## Stated problem
Repeat every record below exactly, leaving out the pictures.

# start of Provided material

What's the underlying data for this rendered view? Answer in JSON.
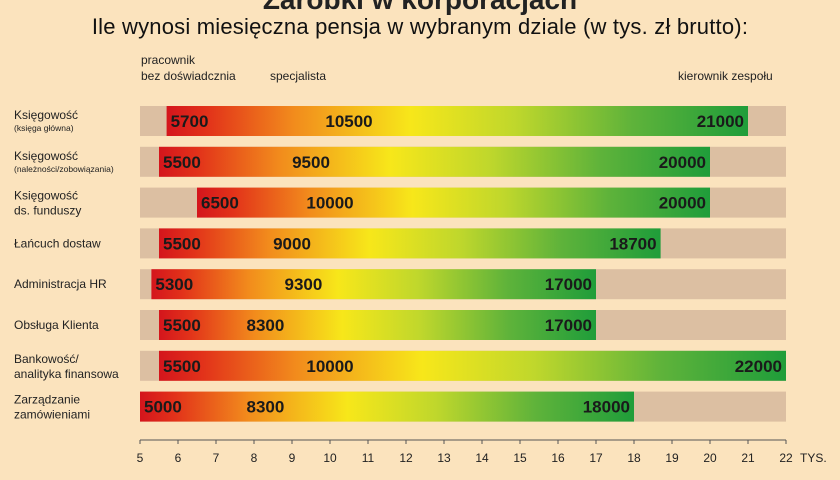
{
  "title_top": "Zarobki w korporacjach",
  "subtitle": "Ile wynosi miesięczna pensja w wybranym dziale (w tys. zł brutto):",
  "level_labels": {
    "junior_line1": "pracownik",
    "junior_line2": "bez doświadcznia",
    "specialist": "specjalista",
    "manager": "kierownik zespołu"
  },
  "colors": {
    "background": "#fbe3bd",
    "track": "#dcbfa2",
    "gradient_start": "#d4151c",
    "gradient_mid": "#f7e71a",
    "gradient_end": "#1f9d3a"
  },
  "chart_data": {
    "type": "bar",
    "xlabel": "TYS.",
    "xlim": [
      5,
      22
    ],
    "xticks": [
      5,
      6,
      7,
      8,
      9,
      10,
      11,
      12,
      13,
      14,
      15,
      16,
      17,
      18,
      19,
      20,
      21,
      22
    ],
    "rows": [
      {
        "label": "Księgowość",
        "sublabel": "(księga główna)",
        "min": 5700,
        "mid": 10500,
        "max": 21000
      },
      {
        "label": "Księgowość",
        "sublabel": "(należności/zobowiązania)",
        "min": 5500,
        "mid": 9500,
        "max": 20000
      },
      {
        "label": "Księgowość",
        "sublabel": "ds. funduszy",
        "min": 6500,
        "mid": 10000,
        "max": 20000
      },
      {
        "label": "Łańcuch dostaw",
        "sublabel": "",
        "min": 5500,
        "mid": 9000,
        "max": 18700
      },
      {
        "label": "Administracja HR",
        "sublabel": "",
        "min": 5300,
        "mid": 9300,
        "max": 17000
      },
      {
        "label": "Obsługa Klienta",
        "sublabel": "",
        "min": 5500,
        "mid": 8300,
        "max": 17000
      },
      {
        "label": "Bankowość/",
        "sublabel": "analityka finansowa",
        "min": 5500,
        "mid": 10000,
        "max": 22000
      },
      {
        "label": "Zarządzanie",
        "sublabel": "zamówieniami",
        "min": 5000,
        "mid": 8300,
        "max": 18000
      }
    ]
  }
}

# end of Provided material

## Solution to this problem
What's the underlying data for this rendered view? Answer in JSON.
{
  "title_top": "Zarobki w korporacjach",
  "subtitle": "Ile wynosi miesięczna pensja w wybranym dziale (w tys. zł brutto):",
  "level_labels": {
    "junior_line1": "pracownik",
    "junior_line2": "bez doświadcznia",
    "specialist": "specjalista",
    "manager": "kierownik zespołu"
  },
  "colors": {
    "background": "#fbe3bd",
    "track": "#dcbfa2",
    "gradient_start": "#d4151c",
    "gradient_mid": "#f7e71a",
    "gradient_end": "#1f9d3a"
  },
  "chart_data": {
    "type": "bar",
    "xlabel": "TYS.",
    "xlim": [
      5,
      22
    ],
    "xticks": [
      5,
      6,
      7,
      8,
      9,
      10,
      11,
      12,
      13,
      14,
      15,
      16,
      17,
      18,
      19,
      20,
      21,
      22
    ],
    "rows": [
      {
        "label": "Księgowość",
        "sublabel": "(księga główna)",
        "min": 5700,
        "mid": 10500,
        "max": 21000
      },
      {
        "label": "Księgowość",
        "sublabel": "(należności/zobowiązania)",
        "min": 5500,
        "mid": 9500,
        "max": 20000
      },
      {
        "label": "Księgowość",
        "sublabel": "ds. funduszy",
        "min": 6500,
        "mid": 10000,
        "max": 20000
      },
      {
        "label": "Łańcuch dostaw",
        "sublabel": "",
        "min": 5500,
        "mid": 9000,
        "max": 18700
      },
      {
        "label": "Administracja HR",
        "sublabel": "",
        "min": 5300,
        "mid": 9300,
        "max": 17000
      },
      {
        "label": "Obsługa Klienta",
        "sublabel": "",
        "min": 5500,
        "mid": 8300,
        "max": 17000
      },
      {
        "label": "Bankowość/",
        "sublabel": "analityka finansowa",
        "min": 5500,
        "mid": 10000,
        "max": 22000
      },
      {
        "label": "Zarządzanie",
        "sublabel": "zamówieniami",
        "min": 5000,
        "mid": 8300,
        "max": 18000
      }
    ]
  }
}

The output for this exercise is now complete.